### INSTRUCTIONS TO FOLLOW
Could you give me the items from the line with "leader-dots — [288, 1260, 308, 1262]" to the line with "wine-producer: Aviana, — [55, 566, 128, 588]" as a numbered list, leaving out any blank lines?

### DATA SUPPLIED

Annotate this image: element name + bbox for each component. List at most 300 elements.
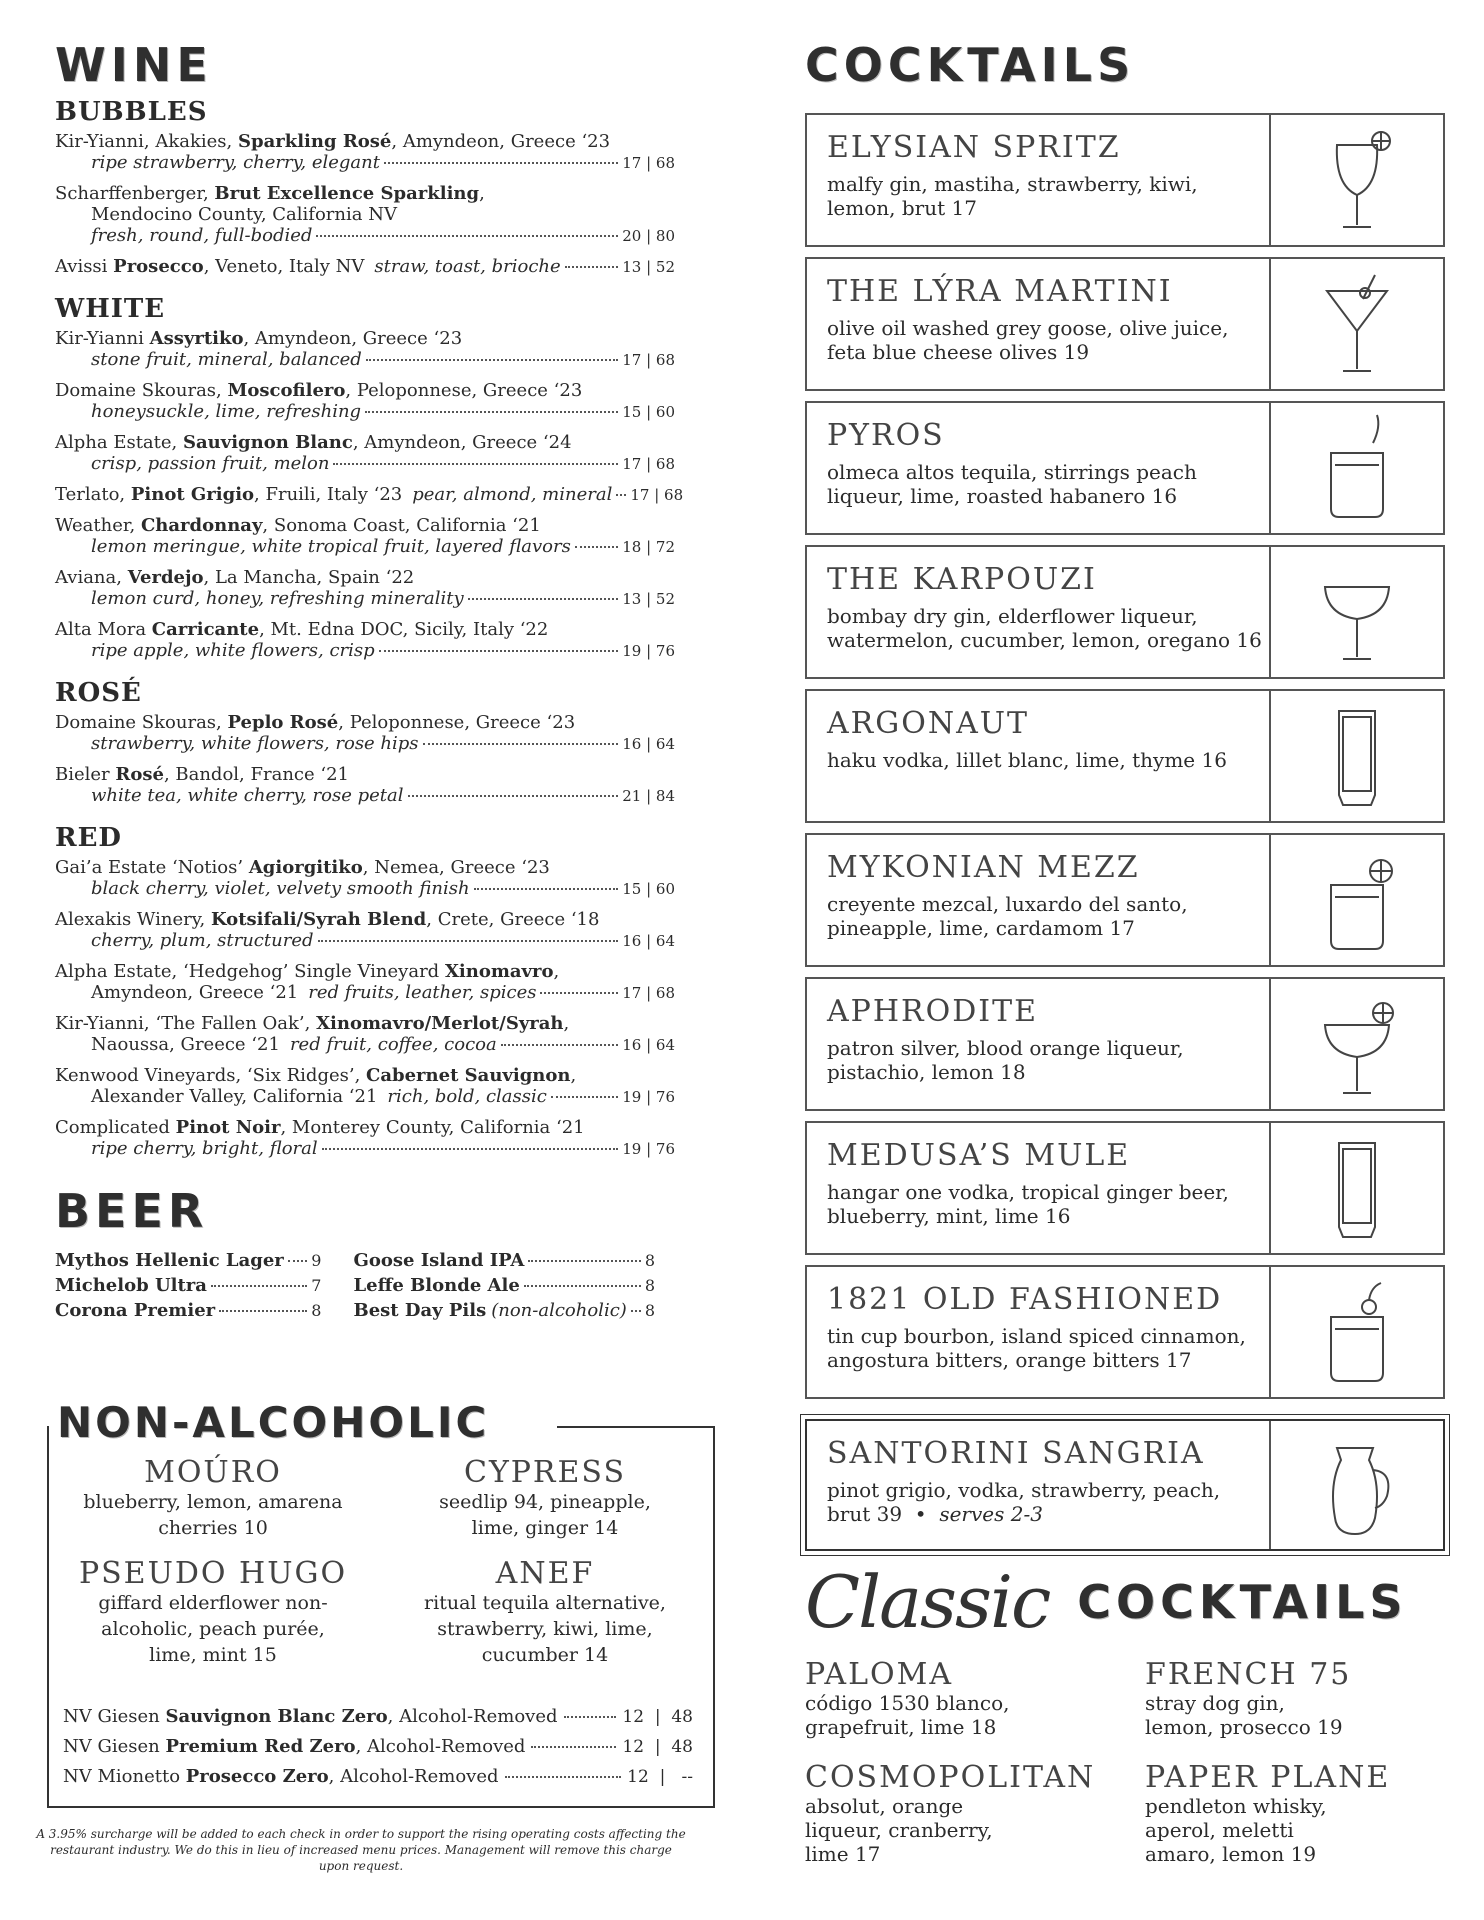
leader-dots — [288, 1260, 308, 1262]
wine-producer: Scharffenberger, — [55, 182, 215, 204]
wine-description: pear, almond, mineral — [412, 483, 613, 505]
wine-producer: Aviana, — [55, 566, 128, 588]
wine-description: red fruits, leather, spices — [308, 981, 537, 1003]
leader-dots — [316, 235, 618, 237]
cocktail-card — [805, 689, 1445, 823]
na-wine-price: 12 | 48 — [622, 1737, 693, 1757]
cocktail-name: APHRODITE — [827, 993, 1039, 1029]
wine-varietal: Cabernet Sauvignon — [366, 1064, 571, 1086]
beer-label: Michelob Ultra — [55, 1275, 207, 1297]
wine-price: 18 | 72 — [622, 537, 675, 556]
wine-name — [55, 328, 675, 349]
wine-description: straw, toast, brioche — [374, 255, 561, 277]
cocktail-text — [827, 563, 1267, 652]
beer-price: 8 — [644, 1301, 655, 1321]
wine-price: 17 | 68 — [622, 983, 675, 1002]
wine-region: , Bandol, France ‘21 — [163, 763, 349, 785]
wine-item — [55, 131, 675, 174]
leader-dots — [565, 266, 619, 268]
leader-dots — [575, 546, 618, 548]
wine-producer: Domaine Skouras, — [55, 711, 228, 733]
leader-dots — [219, 1310, 307, 1312]
cocktail-text — [827, 1283, 1267, 1372]
wine-name — [55, 1065, 675, 1086]
beer-label: Best Day Pils — [353, 1300, 487, 1322]
wine-name — [55, 183, 675, 204]
na-wine-price: 12 | -- — [627, 1767, 693, 1787]
wine-description: ripe cherry, bright, floral — [91, 1137, 318, 1159]
cocktail-illustration — [1269, 1421, 1443, 1549]
na-wine-producer: NV Giesen — [63, 1736, 166, 1757]
wine-region: , — [570, 1064, 577, 1086]
leader-dots — [423, 743, 619, 745]
beer-label: Mythos Hellenic Lager — [55, 1250, 284, 1272]
coupe-glass-icon — [1307, 557, 1407, 667]
wine-subheading: ROSÉ — [55, 677, 142, 708]
wine-region: , Amyndeon, Greece ‘24 — [352, 431, 572, 453]
wine-varietal: Assyrtiko — [149, 327, 244, 349]
wine-subheading: RED — [55, 822, 122, 853]
wine-region: , Peloponnese, Greece ‘23 — [345, 379, 583, 401]
cocktail-text — [827, 1437, 1267, 1526]
beer-heading: BEER — [55, 1183, 209, 1238]
classic-cocktail-name: PAPER PLANE — [1145, 1760, 1391, 1795]
cocktail-card — [805, 113, 1445, 247]
wine-region: , Crete, Greece ‘18 — [426, 908, 600, 930]
beer-label: Goose Island IPA — [353, 1250, 525, 1272]
beer-item — [353, 1250, 655, 1271]
wine-producer: Kenwood Vineyards, ‘Six Ridges’, — [55, 1064, 367, 1086]
wine-producer: Terlato, — [55, 483, 131, 505]
wine-region: , Amyndeon, Greece ‘23 — [243, 327, 463, 349]
cocktail-illustration — [1269, 1123, 1443, 1253]
wine-line — [55, 256, 675, 278]
cocktail-illustration — [1269, 979, 1443, 1109]
wine-line — [55, 349, 675, 371]
cocktail-card — [805, 833, 1445, 967]
wine-description: cherry, plum, structured — [91, 929, 314, 951]
wine-price: 15 | 60 — [622, 879, 675, 898]
wine-varietal: Rosé — [115, 763, 164, 785]
beer-name — [353, 1250, 524, 1271]
wine-varietal: Moscofilero — [227, 379, 346, 401]
coupe-glass-orange-icon — [1307, 989, 1407, 1099]
wine-item — [55, 764, 675, 807]
na-wine-varietal: Prosecco Zero — [185, 1766, 329, 1787]
classic-cocktail-description: pendleton whisky, aperol, meletti amaro, lemon 19 — [1145, 1794, 1327, 1866]
na-drink-description: giffard elderflower non-alcoholic, peach purée, lime, mint 15 — [98, 1592, 328, 1666]
leader-dots — [408, 795, 619, 797]
leader-dots — [631, 1310, 641, 1312]
wine-price: 16 | 64 — [622, 734, 675, 753]
cocktail-text — [827, 131, 1267, 220]
leader-dots — [333, 463, 618, 465]
cocktail-ingredients: olmeca altos tequila, stirrings peach liqueur, lime, roasted habanero 16 — [827, 459, 1197, 508]
na-wine-note: , Alcohol-Removed — [387, 1706, 558, 1727]
wine-line — [55, 401, 675, 423]
na-drink-name: CYPRESS — [463, 1455, 626, 1490]
wine-producer: Kir-Yianni, Akakies, — [55, 130, 238, 152]
leader-dots — [501, 1044, 619, 1046]
wine-region-cont: Amyndeon, Greece ‘21 — [91, 981, 299, 1003]
leader-dots — [524, 1285, 641, 1287]
na-drink-description: seedlip 94, pineapple, lime, ginger 14 — [439, 1491, 651, 1539]
na-wine-name — [63, 1732, 525, 1761]
wine-price: 17 | 68 — [630, 485, 684, 504]
beer-price: 7 — [311, 1276, 322, 1296]
wine-varietal: Verdejo — [127, 566, 204, 588]
non-alcoholic-heading: NON-ALCOHOLIC — [57, 1398, 503, 1447]
wine-price: 21 | 84 — [622, 786, 675, 805]
wine-region: , Nemea, Greece ‘23 — [362, 856, 550, 878]
wine-line — [55, 536, 675, 558]
wine-price: 16 | 64 — [622, 931, 675, 950]
wine-producer: Complicated — [55, 1116, 176, 1138]
leader-dots — [474, 888, 619, 890]
wine-item — [55, 619, 675, 662]
na-drink-name: PSEUDO HUGO — [78, 1556, 348, 1591]
wine-region: , Veneto, Italy NV — [203, 255, 365, 277]
cocktail-text — [827, 707, 1267, 772]
na-drink — [47, 1557, 379, 1668]
highball-glass-icon — [1307, 701, 1407, 811]
wine-producer: Alta Mora — [55, 618, 152, 640]
beer-name — [353, 1275, 519, 1296]
wine-region: , Sonoma Coast, California ‘21 — [262, 514, 541, 536]
wine-region: , La Mancha, Spain ‘22 — [203, 566, 415, 588]
wine-varietal: Pinot Noir — [175, 1116, 281, 1138]
wine-name — [55, 567, 675, 588]
cocktail-name: ARGONAUT — [827, 705, 1030, 741]
wine-producer: Kir-Yianni — [55, 327, 150, 349]
cocktail-illustration — [1269, 403, 1443, 533]
wine-name — [55, 857, 675, 878]
cocktail-ingredients: malfy gin, mastiha, strawberry, kiwi, lemon, brut 17 — [827, 171, 1198, 220]
frame-top-line — [557, 1426, 713, 1428]
wine-region: , — [553, 960, 560, 982]
leader-dots — [211, 1285, 307, 1287]
cocktail-ingredients: haku vodka, lillet blanc, lime, thyme 16 — [827, 747, 1227, 772]
leader-dots — [384, 162, 618, 164]
na-wine-note: , Alcohol-Removed — [328, 1766, 499, 1787]
wine-name — [55, 1117, 675, 1138]
wine-description: crisp, passion fruit, melon — [91, 452, 330, 474]
beer-name — [55, 1250, 284, 1271]
wine-description: ripe apple, white flowers, crisp — [91, 639, 375, 661]
wine-name — [55, 432, 675, 453]
na-drink — [379, 1557, 711, 1668]
wine-line — [55, 152, 675, 174]
wine-line — [55, 1086, 675, 1108]
wine-name — [55, 961, 675, 982]
classic-cocktail-name: PALOMA — [805, 1657, 953, 1692]
wine-sections — [55, 96, 684, 1160]
wine-item — [55, 857, 675, 900]
cocktail-illustration — [1269, 547, 1443, 677]
cocktails-heading: COCKTAILS — [805, 38, 1136, 92]
wine-region: , Monterey County, California ‘21 — [280, 1116, 585, 1138]
na-wine-varietal: Premium Red Zero — [165, 1736, 356, 1757]
cocktail-card — [805, 401, 1445, 535]
classic-cocktail-description: stray dog gin, lemon, prosecco 19 — [1145, 1691, 1343, 1739]
wine-item — [55, 567, 675, 610]
wine-varietal: Sauvignon Blanc — [183, 431, 353, 453]
na-drink-name: MOÚRO — [144, 1455, 282, 1490]
na-drink-name: ANEF — [495, 1556, 595, 1591]
leader-dots — [564, 1716, 617, 1718]
wine-region-cont: Mendocino County, California NV — [91, 203, 397, 225]
wine-price: 15 | 60 — [622, 402, 675, 421]
wine-item — [55, 1117, 675, 1160]
wine-varietal: Kotsifali/Syrah Blend — [210, 908, 427, 930]
wine-price: 17 | 68 — [622, 454, 675, 473]
cocktail-illustration — [1269, 691, 1443, 821]
wine-line — [55, 1138, 675, 1160]
na-wine-producer: NV Mionetto — [63, 1766, 186, 1787]
cocktail-text — [827, 851, 1267, 940]
wine-name — [55, 380, 675, 401]
cocktail-description — [827, 748, 1267, 772]
cocktail-illustration — [1269, 115, 1443, 245]
wine-item — [55, 1013, 675, 1056]
wine-varietal: Xinomavro — [444, 960, 554, 982]
wine-region: , Peloponnese, Greece ‘23 — [338, 711, 576, 733]
classic-cocktail-list — [805, 1658, 1445, 1866]
wine-varietal: Chardonnay — [140, 514, 263, 536]
wine-producer: Alpha Estate, ‘Hedgehog’ Single Vineyard — [55, 960, 445, 982]
wine-description: lemon meringue, white tropical fruit, layered flavors — [91, 535, 571, 557]
classic-script-label: Classic — [805, 1560, 1050, 1644]
wine-region: , Amyndeon, Greece ‘23 — [391, 130, 611, 152]
cocktail-illustration — [1269, 835, 1443, 965]
wine-description: ripe strawberry, cherry, elegant — [91, 151, 380, 173]
cocktail-description — [827, 1180, 1267, 1228]
classic-cocktail-name: COSMOPOLITAN — [805, 1760, 1096, 1795]
rocks-glass-pepper-icon — [1307, 413, 1407, 523]
wine-line — [55, 225, 675, 247]
wine-name — [55, 712, 675, 733]
na-drink-description: ritual tequila alternative, strawberry, kiwi, lime, cucumber 14 — [424, 1592, 666, 1666]
wine-line — [55, 785, 675, 807]
wine-varietal: Pinot Grigio — [130, 483, 255, 505]
cocktail-name: ELYSIAN SPRITZ — [827, 129, 1121, 165]
wine-name — [55, 256, 364, 277]
cocktail-name: PYROS — [827, 417, 945, 453]
cocktail-description — [827, 1324, 1267, 1372]
left-column — [55, 38, 684, 1322]
cocktail-description — [827, 460, 1267, 508]
leader-dots — [468, 598, 619, 600]
wine-line — [55, 733, 675, 755]
na-wine-row — [63, 1762, 693, 1792]
cocktail-card — [805, 1265, 1445, 1399]
beer-item — [55, 1275, 321, 1296]
cocktail-text — [827, 1139, 1267, 1228]
cocktail-ingredients: creyente mezcal, luxardo del santo, pineapple, lime, cardamom 17 — [827, 891, 1188, 940]
wine-item — [55, 328, 675, 371]
wine-line — [55, 878, 675, 900]
na-wine-row — [63, 1732, 693, 1762]
rocks-glass-lime-icon — [1307, 845, 1407, 955]
cocktail-serves: serves 2-3 — [939, 1501, 1043, 1526]
non-alcoholic-drinks — [47, 1456, 711, 1668]
cocktail-description — [827, 1036, 1267, 1084]
leader-dots — [540, 992, 618, 994]
wine-line — [55, 483, 684, 506]
na-wine-producer: NV Giesen — [63, 1706, 166, 1727]
na-wine-price: 12 | 48 — [622, 1707, 693, 1727]
cocktail-card — [805, 1121, 1445, 1255]
cocktail-card — [805, 257, 1445, 391]
wine-subheading: WHITE — [55, 293, 166, 324]
leader-dots — [528, 1260, 640, 1262]
na-wine-varietal: Sauvignon Blanc Zero — [165, 1706, 388, 1727]
classic-cocktail-description: absolut, orange liqueur, cranberry, lime 17 — [805, 1794, 993, 1866]
classic-cocktails-heading: COCKTAILS — [1077, 1574, 1408, 1629]
wine-item — [55, 380, 675, 423]
cocktail-name: THE KARPOUZI — [827, 561, 1097, 597]
na-wine-name — [63, 1702, 558, 1731]
beer-list — [55, 1250, 655, 1321]
wine-name — [55, 1013, 675, 1034]
leader-dots — [551, 1096, 618, 1098]
classic-cocktail — [805, 1658, 1145, 1739]
wine-line — [55, 930, 675, 952]
wine-glass-lime-icon — [1307, 125, 1407, 235]
wine-producer: Gai’a Estate ‘Notios’ — [55, 856, 249, 878]
beer-price: 8 — [311, 1301, 322, 1321]
cocktail-description — [827, 1478, 1267, 1526]
wine-price: 19 | 76 — [622, 1087, 675, 1106]
cocktail-ingredients: bombay dry gin, elderflower liqueur, watermelon, cucumber, lemon, oregano 16 — [827, 603, 1262, 652]
wine-item — [55, 961, 675, 1004]
na-drink — [379, 1456, 711, 1541]
beer-name — [353, 1300, 626, 1321]
wine-name — [55, 484, 402, 505]
wine-varietal: Xinomavro/Merlot/Syrah — [316, 1012, 564, 1034]
cocktail-text — [827, 419, 1267, 508]
wine-name — [55, 131, 675, 152]
cocktail-text — [827, 275, 1267, 364]
wine-name — [55, 764, 675, 785]
beer-label: Leffe Blonde Ale — [353, 1275, 520, 1297]
wine-producer: Domaine Skouras, — [55, 379, 228, 401]
wine-item — [55, 183, 675, 247]
wine-producer: Alexakis Winery, — [55, 908, 211, 930]
classic-cocktails-section — [805, 1560, 1445, 1866]
leader-dots — [366, 359, 618, 361]
classic-cocktail — [1145, 1658, 1445, 1739]
leader-dots — [322, 1148, 619, 1150]
wine-line — [55, 1034, 675, 1056]
wine-item — [55, 483, 684, 506]
cocktail-ingredients: hangar one vodka, tropical ginger beer, blueberry, mint, lime 16 — [827, 1179, 1229, 1228]
cocktail-name: SANTORINI SANGRIA — [827, 1435, 1205, 1471]
na-drink — [47, 1456, 379, 1541]
rocks-glass-cherry-icon — [1307, 1277, 1407, 1387]
cocktail-text — [827, 995, 1267, 1084]
cocktail-name: 1821 OLD FASHIONED — [827, 1281, 1223, 1317]
pitcher-icon — [1307, 1430, 1407, 1540]
bullet-separator: • — [902, 1501, 940, 1526]
wine-description: black cherry, violet, velvety smooth finish — [91, 877, 470, 899]
classic-cocktails-title — [805, 1560, 1445, 1644]
beer-label: Corona Premier — [55, 1300, 216, 1322]
highball-glass-icon — [1307, 1133, 1407, 1243]
wine-price: 13 | 52 — [622, 257, 675, 276]
cocktail-ingredients: tin cup bourbon, island spiced cinnamon, angostura bitters, orange bitters 17 — [827, 1323, 1246, 1372]
non-alcoholic-section — [47, 1398, 693, 1808]
leader-dots — [505, 1776, 622, 1778]
wine-description: fresh, round, full-bodied — [91, 224, 313, 246]
leader-dots — [616, 494, 626, 496]
wine-price: 16 | 64 — [622, 1035, 675, 1054]
wine-item — [55, 515, 675, 558]
beer-price: 9 — [311, 1251, 322, 1271]
cocktail-ingredients: pinot grigio, vodka, strawberry, peach, brut 39 — [827, 1477, 1221, 1526]
wine-price: 19 | 76 — [622, 1139, 675, 1158]
wine-name — [55, 909, 675, 930]
na-wine-row — [63, 1702, 693, 1732]
wine-line — [55, 982, 675, 1004]
wine-producer: Weather, — [55, 514, 141, 536]
classic-cocktail — [805, 1761, 1145, 1866]
na-wine-name — [63, 1762, 499, 1791]
wine-price: 17 | 68 — [622, 350, 675, 369]
wine-producer: Bieler — [55, 763, 116, 785]
wine-price: 17 | 68 — [622, 153, 675, 172]
non-alcoholic-wines — [63, 1702, 693, 1792]
cocktail-illustration — [1269, 1267, 1443, 1397]
na-drink-description: blueberry, lemon, amarena cherries 10 — [83, 1491, 343, 1539]
wine-item — [55, 256, 675, 278]
wine-region: , — [479, 182, 485, 204]
wine-producer: Alpha Estate, — [55, 431, 183, 453]
wine-name — [55, 515, 675, 536]
leader-dots — [318, 940, 619, 942]
cocktail-name: THE LÝRA MARTINI — [827, 273, 1173, 309]
wine-region: , Mt. Edna DOC, Sicily, Italy ‘22 — [259, 618, 549, 640]
wine-region: , Fruili, Italy ‘23 — [254, 483, 403, 505]
wine-item — [55, 1065, 675, 1108]
wine-region: , — [563, 1012, 570, 1034]
leader-dots — [531, 1746, 616, 1748]
wine-producer: Kir-Yianni, ‘The Fallen Oak’, — [55, 1012, 317, 1034]
wine-varietal: Brut Excellence Sparkling — [214, 182, 480, 204]
classic-cocktail-description: código 1530 blanco, grapefruit, lime 18 — [805, 1691, 1010, 1739]
wine-item — [55, 432, 675, 475]
wine-subheading: BUBBLES — [55, 96, 208, 127]
wine-region-cont: Alexander Valley, California ‘21 — [91, 1085, 378, 1107]
wine-description: strawberry, white flowers, rose hips — [91, 732, 419, 754]
wine-name — [55, 619, 675, 640]
beer-item — [353, 1300, 655, 1321]
right-column — [805, 40, 1445, 1561]
wine-heading: WINE — [55, 38, 213, 92]
wine-description: white tea, white cherry, rose petal — [91, 784, 404, 806]
beer-name — [55, 1275, 207, 1296]
surcharge-disclaimer: A 3.95% surcharge will be added to each check in order to support the rising operating costs affecting the restaurant industry. We do this in lieu of increased menu prices. Management will remove this charge upon request. — [36, 1827, 686, 1873]
cocktail-illustration — [1269, 259, 1443, 389]
wine-region-cont: Naoussa, Greece ‘21 — [91, 1033, 280, 1055]
na-wine-note: , Alcohol-Removed — [355, 1736, 526, 1757]
cocktail-card — [805, 545, 1445, 679]
cocktail-name: MYKONIAN MEZZ — [827, 849, 1140, 885]
beer-price: 8 — [644, 1276, 655, 1296]
cocktail-description — [827, 172, 1267, 220]
cocktail-description — [827, 316, 1267, 364]
wine-price: 20 | 80 — [622, 226, 675, 245]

### TASK RESULT
1. leader-dots — [288, 1260, 308, 1262]
2. wine-producer: Scharffenberger, — [55, 182, 215, 204]
3. wine-description: pear, almond, mineral — [412, 483, 613, 505]
4. wine-producer: Aviana, — [55, 566, 128, 588]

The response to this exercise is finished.